- [WORK INSTRUCTIONS]:
Transcribe the records in full, keeping every character as it is.

- [GIVEN ENTRIES]:
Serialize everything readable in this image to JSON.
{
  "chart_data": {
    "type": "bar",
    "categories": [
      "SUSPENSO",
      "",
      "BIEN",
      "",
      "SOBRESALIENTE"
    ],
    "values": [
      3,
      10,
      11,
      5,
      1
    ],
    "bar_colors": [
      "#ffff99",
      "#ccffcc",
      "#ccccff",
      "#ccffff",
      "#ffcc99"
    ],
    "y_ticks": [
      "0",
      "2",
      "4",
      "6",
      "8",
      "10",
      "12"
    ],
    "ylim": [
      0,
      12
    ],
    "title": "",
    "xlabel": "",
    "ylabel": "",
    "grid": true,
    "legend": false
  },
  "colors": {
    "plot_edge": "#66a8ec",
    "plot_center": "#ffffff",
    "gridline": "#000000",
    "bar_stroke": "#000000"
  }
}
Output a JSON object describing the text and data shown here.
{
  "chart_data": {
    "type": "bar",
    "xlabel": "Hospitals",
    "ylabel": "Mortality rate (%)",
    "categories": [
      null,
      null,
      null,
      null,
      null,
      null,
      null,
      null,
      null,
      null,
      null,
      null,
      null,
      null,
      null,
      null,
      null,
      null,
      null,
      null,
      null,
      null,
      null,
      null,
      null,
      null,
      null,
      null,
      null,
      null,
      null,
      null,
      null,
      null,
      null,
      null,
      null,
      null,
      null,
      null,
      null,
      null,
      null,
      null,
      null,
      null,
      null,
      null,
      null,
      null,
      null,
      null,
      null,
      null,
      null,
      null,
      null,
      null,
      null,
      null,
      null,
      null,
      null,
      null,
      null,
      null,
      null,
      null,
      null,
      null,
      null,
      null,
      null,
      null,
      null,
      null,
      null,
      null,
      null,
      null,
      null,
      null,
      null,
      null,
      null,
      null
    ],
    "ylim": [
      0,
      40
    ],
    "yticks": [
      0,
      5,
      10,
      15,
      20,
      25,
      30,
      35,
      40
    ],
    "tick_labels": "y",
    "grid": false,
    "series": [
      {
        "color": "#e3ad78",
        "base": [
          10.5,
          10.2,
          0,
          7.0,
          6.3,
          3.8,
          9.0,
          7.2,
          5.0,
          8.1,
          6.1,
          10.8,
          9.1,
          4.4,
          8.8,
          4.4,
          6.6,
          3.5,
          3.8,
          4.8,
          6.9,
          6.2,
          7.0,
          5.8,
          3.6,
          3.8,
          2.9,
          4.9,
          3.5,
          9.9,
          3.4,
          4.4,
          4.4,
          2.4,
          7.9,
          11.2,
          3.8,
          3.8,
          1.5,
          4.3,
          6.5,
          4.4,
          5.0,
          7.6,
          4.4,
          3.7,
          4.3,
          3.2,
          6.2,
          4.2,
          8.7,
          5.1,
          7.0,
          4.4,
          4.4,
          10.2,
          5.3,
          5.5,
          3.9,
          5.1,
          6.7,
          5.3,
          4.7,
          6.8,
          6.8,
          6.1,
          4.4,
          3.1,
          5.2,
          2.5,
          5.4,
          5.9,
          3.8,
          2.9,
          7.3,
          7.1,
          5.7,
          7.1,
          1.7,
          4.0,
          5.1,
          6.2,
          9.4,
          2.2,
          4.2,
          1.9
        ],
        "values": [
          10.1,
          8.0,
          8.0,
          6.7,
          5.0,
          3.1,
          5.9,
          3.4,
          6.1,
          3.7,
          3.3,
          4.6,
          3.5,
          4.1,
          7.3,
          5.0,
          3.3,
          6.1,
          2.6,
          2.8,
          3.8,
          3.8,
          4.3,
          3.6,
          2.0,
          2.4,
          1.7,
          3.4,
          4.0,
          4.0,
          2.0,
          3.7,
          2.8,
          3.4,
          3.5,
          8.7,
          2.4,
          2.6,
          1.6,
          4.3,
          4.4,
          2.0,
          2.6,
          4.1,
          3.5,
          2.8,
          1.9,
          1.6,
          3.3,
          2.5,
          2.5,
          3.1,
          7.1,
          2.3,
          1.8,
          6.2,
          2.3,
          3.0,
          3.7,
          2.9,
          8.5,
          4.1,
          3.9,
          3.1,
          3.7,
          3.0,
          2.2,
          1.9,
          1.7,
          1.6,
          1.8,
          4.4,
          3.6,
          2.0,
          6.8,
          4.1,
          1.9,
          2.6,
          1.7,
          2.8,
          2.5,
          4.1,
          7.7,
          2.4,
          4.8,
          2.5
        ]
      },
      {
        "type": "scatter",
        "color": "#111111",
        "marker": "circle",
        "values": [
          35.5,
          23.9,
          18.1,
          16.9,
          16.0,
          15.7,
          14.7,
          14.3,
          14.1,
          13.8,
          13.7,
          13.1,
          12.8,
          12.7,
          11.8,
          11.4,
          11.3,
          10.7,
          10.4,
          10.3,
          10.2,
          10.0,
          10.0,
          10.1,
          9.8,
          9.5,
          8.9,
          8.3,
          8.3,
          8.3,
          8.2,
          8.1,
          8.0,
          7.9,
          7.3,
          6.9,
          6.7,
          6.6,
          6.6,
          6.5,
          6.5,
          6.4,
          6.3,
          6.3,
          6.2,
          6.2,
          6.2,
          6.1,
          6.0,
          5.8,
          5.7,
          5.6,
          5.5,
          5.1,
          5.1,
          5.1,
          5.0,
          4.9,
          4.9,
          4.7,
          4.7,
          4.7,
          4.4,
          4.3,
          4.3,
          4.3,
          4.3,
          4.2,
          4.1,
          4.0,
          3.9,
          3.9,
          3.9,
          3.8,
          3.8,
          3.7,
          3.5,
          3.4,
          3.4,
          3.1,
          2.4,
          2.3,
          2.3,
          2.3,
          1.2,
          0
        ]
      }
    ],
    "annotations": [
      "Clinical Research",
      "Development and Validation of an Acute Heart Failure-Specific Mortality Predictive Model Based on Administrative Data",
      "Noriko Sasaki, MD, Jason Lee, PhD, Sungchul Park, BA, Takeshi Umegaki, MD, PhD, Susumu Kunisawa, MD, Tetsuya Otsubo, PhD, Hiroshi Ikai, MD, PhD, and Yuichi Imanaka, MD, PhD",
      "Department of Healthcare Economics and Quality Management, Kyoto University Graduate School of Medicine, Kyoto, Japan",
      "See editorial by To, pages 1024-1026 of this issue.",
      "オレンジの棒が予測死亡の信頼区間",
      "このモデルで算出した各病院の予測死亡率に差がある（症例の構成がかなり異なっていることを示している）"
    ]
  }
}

- [EXERCISE SOLUTION]:
Serialize everything readable in this image to JSON.
{
  "chart_data": {
    "type": "bar",
    "categories": [
      "SUSPENSO",
      "",
      "BIEN",
      "",
      "SOBRESALIENTE"
    ],
    "values": [
      3,
      10,
      11,
      5,
      1
    ],
    "bar_colors": [
      "#ffff99",
      "#ccffcc",
      "#ccccff",
      "#ccffff",
      "#ffcc99"
    ],
    "y_ticks": [
      "0",
      "2",
      "4",
      "6",
      "8",
      "10",
      "12"
    ],
    "ylim": [
      0,
      12
    ],
    "title": "",
    "xlabel": "",
    "ylabel": "",
    "grid": true,
    "legend": false
  },
  "colors": {
    "plot_edge": "#66a8ec",
    "plot_center": "#ffffff",
    "gridline": "#000000",
    "bar_stroke": "#000000"
  }
}
Output a JSON object describing the text and data shown here.
{
  "chart_data": {
    "type": "bar",
    "xlabel": "Hospitals",
    "ylabel": "Mortality rate (%)",
    "categories": [
      null,
      null,
      null,
      null,
      null,
      null,
      null,
      null,
      null,
      null,
      null,
      null,
      null,
      null,
      null,
      null,
      null,
      null,
      null,
      null,
      null,
      null,
      null,
      null,
      null,
      null,
      null,
      null,
      null,
      null,
      null,
      null,
      null,
      null,
      null,
      null,
      null,
      null,
      null,
      null,
      null,
      null,
      null,
      null,
      null,
      null,
      null,
      null,
      null,
      null,
      null,
      null,
      null,
      null,
      null,
      null,
      null,
      null,
      null,
      null,
      null,
      null,
      null,
      null,
      null,
      null,
      null,
      null,
      null,
      null,
      null,
      null,
      null,
      null,
      null,
      null,
      null,
      null,
      null,
      null,
      null,
      null,
      null,
      null,
      null,
      null
    ],
    "ylim": [
      0,
      40
    ],
    "yticks": [
      0,
      5,
      10,
      15,
      20,
      25,
      30,
      35,
      40
    ],
    "tick_labels": "y",
    "grid": false,
    "series": [
      {
        "color": "#e3ad78",
        "base": [
          10.5,
          10.2,
          0,
          7.0,
          6.3,
          3.8,
          9.0,
          7.2,
          5.0,
          8.1,
          6.1,
          10.8,
          9.1,
          4.4,
          8.8,
          4.4,
          6.6,
          3.5,
          3.8,
          4.8,
          6.9,
          6.2,
          7.0,
          5.8,
          3.6,
          3.8,
          2.9,
          4.9,
          3.5,
          9.9,
          3.4,
          4.4,
          4.4,
          2.4,
          7.9,
          11.2,
          3.8,
          3.8,
          1.5,
          4.3,
          6.5,
          4.4,
          5.0,
          7.6,
          4.4,
          3.7,
          4.3,
          3.2,
          6.2,
          4.2,
          8.7,
          5.1,
          7.0,
          4.4,
          4.4,
          10.2,
          5.3,
          5.5,
          3.9,
          5.1,
          6.7,
          5.3,
          4.7,
          6.8,
          6.8,
          6.1,
          4.4,
          3.1,
          5.2,
          2.5,
          5.4,
          5.9,
          3.8,
          2.9,
          7.3,
          7.1,
          5.7,
          7.1,
          1.7,
          4.0,
          5.1,
          6.2,
          9.4,
          2.2,
          4.2,
          1.9
        ],
        "values": [
          10.1,
          8.0,
          8.0,
          6.7,
          5.0,
          3.1,
          5.9,
          3.4,
          6.1,
          3.7,
          3.3,
          4.6,
          3.5,
          4.1,
          7.3,
          5.0,
          3.3,
          6.1,
          2.6,
          2.8,
          3.8,
          3.8,
          4.3,
          3.6,
          2.0,
          2.4,
          1.7,
          3.4,
          4.0,
          4.0,
          2.0,
          3.7,
          2.8,
          3.4,
          3.5,
          8.7,
          2.4,
          2.6,
          1.6,
          4.3,
          4.4,
          2.0,
          2.6,
          4.1,
          3.5,
          2.8,
          1.9,
          1.6,
          3.3,
          2.5,
          2.5,
          3.1,
          7.1,
          2.3,
          1.8,
          6.2,
          2.3,
          3.0,
          3.7,
          2.9,
          8.5,
          4.1,
          3.9,
          3.1,
          3.7,
          3.0,
          2.2,
          1.9,
          1.7,
          1.6,
          1.8,
          4.4,
          3.6,
          2.0,
          6.8,
          4.1,
          1.9,
          2.6,
          1.7,
          2.8,
          2.5,
          4.1,
          7.7,
          2.4,
          4.8,
          2.5
        ]
      },
      {
        "type": "scatter",
        "color": "#111111",
        "marker": "circle",
        "values": [
          35.5,
          23.9,
          18.1,
          16.9,
          16.0,
          15.7,
          14.7,
          14.3,
          14.1,
          13.8,
          13.7,
          13.1,
          12.8,
          12.7,
          11.8,
          11.4,
          11.3,
          10.7,
          10.4,
          10.3,
          10.2,
          10.0,
          10.0,
          10.1,
          9.8,
          9.5,
          8.9,
          8.3,
          8.3,
          8.3,
          8.2,
          8.1,
          8.0,
          7.9,
          7.3,
          6.9,
          6.7,
          6.6,
          6.6,
          6.5,
          6.5,
          6.4,
          6.3,
          6.3,
          6.2,
          6.2,
          6.2,
          6.1,
          6.0,
          5.8,
          5.7,
          5.6,
          5.5,
          5.1,
          5.1,
          5.1,
          5.0,
          4.9,
          4.9,
          4.7,
          4.7,
          4.7,
          4.4,
          4.3,
          4.3,
          4.3,
          4.3,
          4.2,
          4.1,
          4.0,
          3.9,
          3.9,
          3.9,
          3.8,
          3.8,
          3.7,
          3.5,
          3.4,
          3.4,
          3.1,
          2.4,
          2.3,
          2.3,
          2.3,
          1.2,
          0
        ]
      }
    ],
    "annotations": [
      "Clinical Research",
      "Development and Validation of an Acute Heart Failure-Specific Mortality Predictive Model Based on Administrative Data",
      "Noriko Sasaki, MD, Jason Lee, PhD, Sungchul Park, BA, Takeshi Umegaki, MD, PhD, Susumu Kunisawa, MD, Tetsuya Otsubo, PhD, Hiroshi Ikai, MD, PhD, and Yuichi Imanaka, MD, PhD",
      "Department of Healthcare Economics and Quality Management, Kyoto University Graduate School of Medicine, Kyoto, Japan",
      "See editorial by To, pages 1024-1026 of this issue.",
      "オレンジの棒が予測死亡の信頼区間",
      "このモデルで算出した各病院の予測死亡率に差がある（症例の構成がかなり異なっていることを示している）"
    ]
  }
}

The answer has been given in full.